#### PROMPT:
Find the line that contains "Output a JSON". Output it and every line after it to the end of the records, exactly as they appear.

Excerpts from a figure dataset

—————

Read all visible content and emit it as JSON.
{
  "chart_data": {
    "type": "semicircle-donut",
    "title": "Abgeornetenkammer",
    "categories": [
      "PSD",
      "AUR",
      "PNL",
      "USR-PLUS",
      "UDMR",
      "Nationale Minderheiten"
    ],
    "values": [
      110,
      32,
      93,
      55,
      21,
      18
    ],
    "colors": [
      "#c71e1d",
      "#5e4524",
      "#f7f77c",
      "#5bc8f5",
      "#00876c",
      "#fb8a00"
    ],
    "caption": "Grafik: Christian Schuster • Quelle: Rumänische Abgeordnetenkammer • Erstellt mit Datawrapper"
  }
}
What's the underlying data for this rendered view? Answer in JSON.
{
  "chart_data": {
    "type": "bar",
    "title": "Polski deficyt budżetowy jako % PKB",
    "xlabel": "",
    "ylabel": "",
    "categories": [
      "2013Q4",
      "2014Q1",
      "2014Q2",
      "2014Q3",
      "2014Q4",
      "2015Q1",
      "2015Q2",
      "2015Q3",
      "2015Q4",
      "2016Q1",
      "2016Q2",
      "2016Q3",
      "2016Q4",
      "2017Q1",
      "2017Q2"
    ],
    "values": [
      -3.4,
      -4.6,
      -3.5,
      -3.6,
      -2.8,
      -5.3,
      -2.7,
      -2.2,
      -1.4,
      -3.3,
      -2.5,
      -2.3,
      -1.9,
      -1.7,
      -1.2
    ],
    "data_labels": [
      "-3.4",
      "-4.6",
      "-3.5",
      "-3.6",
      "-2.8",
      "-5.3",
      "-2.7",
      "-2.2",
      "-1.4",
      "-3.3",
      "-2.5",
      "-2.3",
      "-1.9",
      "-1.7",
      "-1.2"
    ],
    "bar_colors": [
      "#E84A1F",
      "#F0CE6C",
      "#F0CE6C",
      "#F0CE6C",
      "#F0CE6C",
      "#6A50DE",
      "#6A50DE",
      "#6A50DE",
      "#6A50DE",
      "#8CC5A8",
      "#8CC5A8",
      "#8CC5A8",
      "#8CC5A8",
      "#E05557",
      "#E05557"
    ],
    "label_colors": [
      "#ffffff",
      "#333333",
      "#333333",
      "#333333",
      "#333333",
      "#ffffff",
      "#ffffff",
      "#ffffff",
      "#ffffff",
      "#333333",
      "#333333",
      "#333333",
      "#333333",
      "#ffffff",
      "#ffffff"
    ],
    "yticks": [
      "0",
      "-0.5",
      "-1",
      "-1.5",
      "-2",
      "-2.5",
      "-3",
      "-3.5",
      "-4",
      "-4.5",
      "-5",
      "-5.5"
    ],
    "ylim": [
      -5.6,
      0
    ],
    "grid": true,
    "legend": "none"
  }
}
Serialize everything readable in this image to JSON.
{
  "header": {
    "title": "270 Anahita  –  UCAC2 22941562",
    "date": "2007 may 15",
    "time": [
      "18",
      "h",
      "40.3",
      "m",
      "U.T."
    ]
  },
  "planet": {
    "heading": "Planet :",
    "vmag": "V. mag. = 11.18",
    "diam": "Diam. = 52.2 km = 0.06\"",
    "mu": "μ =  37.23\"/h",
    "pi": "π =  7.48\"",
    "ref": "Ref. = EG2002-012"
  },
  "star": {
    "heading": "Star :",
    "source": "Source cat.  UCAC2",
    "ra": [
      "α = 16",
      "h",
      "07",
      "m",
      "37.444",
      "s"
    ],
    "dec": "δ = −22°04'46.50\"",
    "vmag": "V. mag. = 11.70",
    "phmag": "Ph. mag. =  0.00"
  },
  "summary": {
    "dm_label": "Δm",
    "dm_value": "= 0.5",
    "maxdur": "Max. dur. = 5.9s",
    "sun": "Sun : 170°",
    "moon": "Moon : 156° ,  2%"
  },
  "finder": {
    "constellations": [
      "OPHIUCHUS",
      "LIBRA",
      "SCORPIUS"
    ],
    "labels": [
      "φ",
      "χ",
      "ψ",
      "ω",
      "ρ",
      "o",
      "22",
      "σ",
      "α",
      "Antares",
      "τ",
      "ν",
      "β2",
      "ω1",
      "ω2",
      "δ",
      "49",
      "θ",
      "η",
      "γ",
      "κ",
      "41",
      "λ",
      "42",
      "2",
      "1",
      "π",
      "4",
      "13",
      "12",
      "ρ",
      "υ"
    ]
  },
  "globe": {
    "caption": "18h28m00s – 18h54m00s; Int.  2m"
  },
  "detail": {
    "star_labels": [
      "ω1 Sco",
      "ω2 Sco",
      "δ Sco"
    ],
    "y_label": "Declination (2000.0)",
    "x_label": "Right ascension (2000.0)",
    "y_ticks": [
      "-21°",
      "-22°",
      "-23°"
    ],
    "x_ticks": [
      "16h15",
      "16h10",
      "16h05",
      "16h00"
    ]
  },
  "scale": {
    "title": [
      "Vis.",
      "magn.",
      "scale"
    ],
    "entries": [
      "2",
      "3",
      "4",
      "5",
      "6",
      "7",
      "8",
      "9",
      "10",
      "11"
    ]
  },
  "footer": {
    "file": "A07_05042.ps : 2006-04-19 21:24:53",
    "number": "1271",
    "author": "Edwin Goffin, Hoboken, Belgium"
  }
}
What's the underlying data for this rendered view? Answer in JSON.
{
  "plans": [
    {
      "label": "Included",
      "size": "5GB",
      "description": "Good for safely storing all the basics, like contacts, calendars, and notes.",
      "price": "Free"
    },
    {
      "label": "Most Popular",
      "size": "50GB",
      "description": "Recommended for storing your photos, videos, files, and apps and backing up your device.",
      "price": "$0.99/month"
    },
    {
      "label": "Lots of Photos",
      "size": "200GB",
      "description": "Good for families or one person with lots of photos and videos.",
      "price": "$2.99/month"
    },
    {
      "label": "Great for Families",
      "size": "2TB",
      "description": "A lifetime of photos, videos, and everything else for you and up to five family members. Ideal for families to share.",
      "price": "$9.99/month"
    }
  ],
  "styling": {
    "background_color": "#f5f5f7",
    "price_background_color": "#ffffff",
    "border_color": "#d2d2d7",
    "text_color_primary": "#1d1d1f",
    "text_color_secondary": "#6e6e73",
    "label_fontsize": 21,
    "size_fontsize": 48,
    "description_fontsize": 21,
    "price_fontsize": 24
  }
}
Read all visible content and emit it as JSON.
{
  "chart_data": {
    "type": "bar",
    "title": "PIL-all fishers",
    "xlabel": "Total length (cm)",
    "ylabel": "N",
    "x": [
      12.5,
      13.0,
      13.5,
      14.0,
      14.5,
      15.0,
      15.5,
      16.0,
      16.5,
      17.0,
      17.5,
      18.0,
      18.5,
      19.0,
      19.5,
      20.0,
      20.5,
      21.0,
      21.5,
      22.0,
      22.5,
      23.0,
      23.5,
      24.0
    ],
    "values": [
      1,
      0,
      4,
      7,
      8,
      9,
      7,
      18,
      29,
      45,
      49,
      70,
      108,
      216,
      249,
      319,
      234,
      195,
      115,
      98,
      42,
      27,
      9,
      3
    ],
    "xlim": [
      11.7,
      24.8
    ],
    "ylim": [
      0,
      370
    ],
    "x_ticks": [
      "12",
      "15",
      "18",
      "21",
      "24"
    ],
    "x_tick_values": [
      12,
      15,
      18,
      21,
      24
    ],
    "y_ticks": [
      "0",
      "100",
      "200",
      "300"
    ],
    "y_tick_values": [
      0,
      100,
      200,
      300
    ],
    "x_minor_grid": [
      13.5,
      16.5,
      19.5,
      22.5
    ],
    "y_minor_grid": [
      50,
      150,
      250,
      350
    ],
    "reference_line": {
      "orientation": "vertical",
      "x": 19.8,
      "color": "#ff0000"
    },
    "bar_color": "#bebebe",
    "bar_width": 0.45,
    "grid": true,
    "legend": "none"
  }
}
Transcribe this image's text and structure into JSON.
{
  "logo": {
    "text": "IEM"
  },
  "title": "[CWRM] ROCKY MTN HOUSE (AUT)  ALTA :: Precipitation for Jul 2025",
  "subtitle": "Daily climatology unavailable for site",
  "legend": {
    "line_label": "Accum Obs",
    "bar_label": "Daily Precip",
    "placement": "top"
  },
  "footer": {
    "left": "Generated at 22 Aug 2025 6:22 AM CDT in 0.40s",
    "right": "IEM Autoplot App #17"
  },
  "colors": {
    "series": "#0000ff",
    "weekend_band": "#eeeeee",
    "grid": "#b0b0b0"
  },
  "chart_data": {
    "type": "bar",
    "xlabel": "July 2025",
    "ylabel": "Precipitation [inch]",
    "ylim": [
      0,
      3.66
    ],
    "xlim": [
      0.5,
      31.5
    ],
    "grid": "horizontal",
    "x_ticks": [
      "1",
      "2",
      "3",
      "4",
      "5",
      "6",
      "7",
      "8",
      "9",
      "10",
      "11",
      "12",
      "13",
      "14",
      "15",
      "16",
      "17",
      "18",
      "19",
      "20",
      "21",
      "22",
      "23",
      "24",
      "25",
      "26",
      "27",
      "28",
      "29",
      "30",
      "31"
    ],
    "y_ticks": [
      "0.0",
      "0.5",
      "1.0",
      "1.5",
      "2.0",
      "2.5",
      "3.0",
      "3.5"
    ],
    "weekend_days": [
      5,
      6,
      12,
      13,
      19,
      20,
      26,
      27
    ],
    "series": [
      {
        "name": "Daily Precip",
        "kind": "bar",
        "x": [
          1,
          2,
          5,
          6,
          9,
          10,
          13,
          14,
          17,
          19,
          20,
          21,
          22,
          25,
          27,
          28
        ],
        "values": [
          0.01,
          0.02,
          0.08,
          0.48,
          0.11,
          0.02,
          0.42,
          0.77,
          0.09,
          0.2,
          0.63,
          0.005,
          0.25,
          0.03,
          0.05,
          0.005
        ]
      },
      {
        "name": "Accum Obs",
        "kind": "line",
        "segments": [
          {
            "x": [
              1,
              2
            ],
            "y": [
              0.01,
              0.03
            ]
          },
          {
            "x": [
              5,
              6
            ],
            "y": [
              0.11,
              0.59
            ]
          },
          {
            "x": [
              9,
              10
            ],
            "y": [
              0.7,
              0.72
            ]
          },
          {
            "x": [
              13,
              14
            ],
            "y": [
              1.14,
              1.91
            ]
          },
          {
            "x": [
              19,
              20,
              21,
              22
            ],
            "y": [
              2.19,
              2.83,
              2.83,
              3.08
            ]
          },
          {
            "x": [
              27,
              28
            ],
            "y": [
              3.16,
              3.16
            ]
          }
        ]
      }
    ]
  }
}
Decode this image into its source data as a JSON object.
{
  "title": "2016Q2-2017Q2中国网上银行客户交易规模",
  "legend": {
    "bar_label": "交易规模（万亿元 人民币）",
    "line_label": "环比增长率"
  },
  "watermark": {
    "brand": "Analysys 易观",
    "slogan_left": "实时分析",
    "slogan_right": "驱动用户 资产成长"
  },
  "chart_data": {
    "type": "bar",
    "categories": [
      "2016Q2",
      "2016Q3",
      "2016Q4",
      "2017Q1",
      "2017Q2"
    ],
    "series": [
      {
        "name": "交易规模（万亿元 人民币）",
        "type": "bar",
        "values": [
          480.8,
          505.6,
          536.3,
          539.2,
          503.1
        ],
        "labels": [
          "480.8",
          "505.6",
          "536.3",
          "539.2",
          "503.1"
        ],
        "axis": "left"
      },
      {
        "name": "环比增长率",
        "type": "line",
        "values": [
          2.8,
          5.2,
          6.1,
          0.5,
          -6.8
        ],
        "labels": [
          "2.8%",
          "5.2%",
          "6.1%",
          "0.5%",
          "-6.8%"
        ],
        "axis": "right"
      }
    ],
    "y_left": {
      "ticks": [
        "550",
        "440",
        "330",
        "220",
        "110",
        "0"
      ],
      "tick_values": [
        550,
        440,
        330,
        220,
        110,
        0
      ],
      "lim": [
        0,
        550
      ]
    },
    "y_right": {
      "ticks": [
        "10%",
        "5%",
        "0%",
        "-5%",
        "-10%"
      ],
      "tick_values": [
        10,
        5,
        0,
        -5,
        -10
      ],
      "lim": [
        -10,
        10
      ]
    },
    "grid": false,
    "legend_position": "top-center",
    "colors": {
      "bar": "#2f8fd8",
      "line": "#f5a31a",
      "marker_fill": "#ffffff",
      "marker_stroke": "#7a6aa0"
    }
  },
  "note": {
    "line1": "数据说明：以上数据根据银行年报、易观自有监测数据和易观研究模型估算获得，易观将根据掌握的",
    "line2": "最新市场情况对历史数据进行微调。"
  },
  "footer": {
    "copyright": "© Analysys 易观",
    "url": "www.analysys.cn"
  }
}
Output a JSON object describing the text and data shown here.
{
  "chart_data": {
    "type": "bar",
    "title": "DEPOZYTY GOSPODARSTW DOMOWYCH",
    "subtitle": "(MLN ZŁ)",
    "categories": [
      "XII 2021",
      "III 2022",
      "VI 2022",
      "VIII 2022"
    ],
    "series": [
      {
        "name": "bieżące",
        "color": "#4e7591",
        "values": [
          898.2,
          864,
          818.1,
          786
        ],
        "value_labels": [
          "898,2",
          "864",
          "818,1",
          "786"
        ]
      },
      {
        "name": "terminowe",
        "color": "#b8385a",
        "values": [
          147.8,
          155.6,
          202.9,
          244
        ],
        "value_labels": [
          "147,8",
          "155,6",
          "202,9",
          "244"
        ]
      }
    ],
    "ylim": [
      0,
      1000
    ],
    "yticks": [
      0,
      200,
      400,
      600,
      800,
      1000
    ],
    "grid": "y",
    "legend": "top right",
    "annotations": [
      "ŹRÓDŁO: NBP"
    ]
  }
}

—————

#### ANSWER IN FULL:
Output a JSON object describing the text and data shown here.
{
  "chart_data": {
    "type": "bar",
    "title": "DEPOZYTY GOSPODARSTW DOMOWYCH",
    "subtitle": "(MLN ZŁ)",
    "categories": [
      "XII 2021",
      "III 2022",
      "VI 2022",
      "VIII 2022"
    ],
    "series": [
      {
        "name": "bieżące",
        "color": "#4e7591",
        "values": [
          898.2,
          864,
          818.1,
          786
        ],
        "value_labels": [
          "898,2",
          "864",
          "818,1",
          "786"
        ]
      },
      {
        "name": "terminowe",
        "color": "#b8385a",
        "values": [
          147.8,
          155.6,
          202.9,
          244
        ],
        "value_labels": [
          "147,8",
          "155,6",
          "202,9",
          "244"
        ]
      }
    ],
    "ylim": [
      0,
      1000
    ],
    "yticks": [
      0,
      200,
      400,
      600,
      800,
      1000
    ],
    "grid": "y",
    "legend": "top right",
    "annotations": [
      "ŹRÓDŁO: NBP"
    ]
  }
}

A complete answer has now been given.